**RECORDS PROVIDED:**
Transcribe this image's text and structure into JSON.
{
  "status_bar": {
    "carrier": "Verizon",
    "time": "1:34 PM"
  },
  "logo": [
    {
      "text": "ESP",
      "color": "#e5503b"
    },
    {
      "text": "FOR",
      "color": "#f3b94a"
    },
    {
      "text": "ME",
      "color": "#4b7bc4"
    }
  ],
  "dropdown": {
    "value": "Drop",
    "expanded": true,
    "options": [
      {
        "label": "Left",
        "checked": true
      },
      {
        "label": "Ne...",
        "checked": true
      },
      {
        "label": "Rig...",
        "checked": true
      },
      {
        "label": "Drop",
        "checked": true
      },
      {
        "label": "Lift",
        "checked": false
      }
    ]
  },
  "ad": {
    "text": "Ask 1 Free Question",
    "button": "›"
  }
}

==

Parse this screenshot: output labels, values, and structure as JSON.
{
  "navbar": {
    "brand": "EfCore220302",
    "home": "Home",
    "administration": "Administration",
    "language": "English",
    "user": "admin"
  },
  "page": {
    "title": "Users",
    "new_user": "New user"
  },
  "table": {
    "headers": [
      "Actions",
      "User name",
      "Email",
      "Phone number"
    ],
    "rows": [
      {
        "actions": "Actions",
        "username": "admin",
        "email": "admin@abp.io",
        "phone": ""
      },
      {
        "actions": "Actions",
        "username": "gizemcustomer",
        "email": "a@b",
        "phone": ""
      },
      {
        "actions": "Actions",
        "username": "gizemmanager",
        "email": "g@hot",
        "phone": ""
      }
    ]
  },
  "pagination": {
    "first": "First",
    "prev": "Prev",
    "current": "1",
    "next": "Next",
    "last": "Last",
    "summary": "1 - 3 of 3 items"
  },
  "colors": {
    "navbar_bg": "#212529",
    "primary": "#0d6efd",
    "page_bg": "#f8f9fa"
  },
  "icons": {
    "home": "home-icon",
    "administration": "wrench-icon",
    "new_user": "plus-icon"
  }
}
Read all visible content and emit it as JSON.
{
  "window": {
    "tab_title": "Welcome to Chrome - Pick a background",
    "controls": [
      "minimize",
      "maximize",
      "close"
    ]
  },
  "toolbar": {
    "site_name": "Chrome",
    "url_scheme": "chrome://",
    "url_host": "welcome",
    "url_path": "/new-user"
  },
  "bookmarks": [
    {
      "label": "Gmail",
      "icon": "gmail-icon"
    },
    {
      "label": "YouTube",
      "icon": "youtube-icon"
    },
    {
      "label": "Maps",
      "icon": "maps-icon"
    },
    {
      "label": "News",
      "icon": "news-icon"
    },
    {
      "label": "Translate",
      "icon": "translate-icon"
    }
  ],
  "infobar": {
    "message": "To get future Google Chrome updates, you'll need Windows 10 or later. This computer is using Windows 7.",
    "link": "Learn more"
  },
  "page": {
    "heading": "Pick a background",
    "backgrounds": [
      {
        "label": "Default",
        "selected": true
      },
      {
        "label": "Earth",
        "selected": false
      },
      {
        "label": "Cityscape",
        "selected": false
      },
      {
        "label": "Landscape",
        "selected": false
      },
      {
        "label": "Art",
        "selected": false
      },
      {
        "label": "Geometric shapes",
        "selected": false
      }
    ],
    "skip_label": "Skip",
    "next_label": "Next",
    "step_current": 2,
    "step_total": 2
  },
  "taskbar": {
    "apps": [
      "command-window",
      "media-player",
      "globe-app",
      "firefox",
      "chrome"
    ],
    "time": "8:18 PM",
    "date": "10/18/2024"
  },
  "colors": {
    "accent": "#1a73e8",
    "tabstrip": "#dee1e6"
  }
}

**WHAT THE TASK REQUIRES:**
Take every line from the records above that has the word "JSON" and copy it.

**RESPONSE TO THE TASK:**
Transcribe this image's text and structure into JSON.
Parse this screenshot: output labels, values, and structure as JSON.
Read all visible content and emit it as JSON.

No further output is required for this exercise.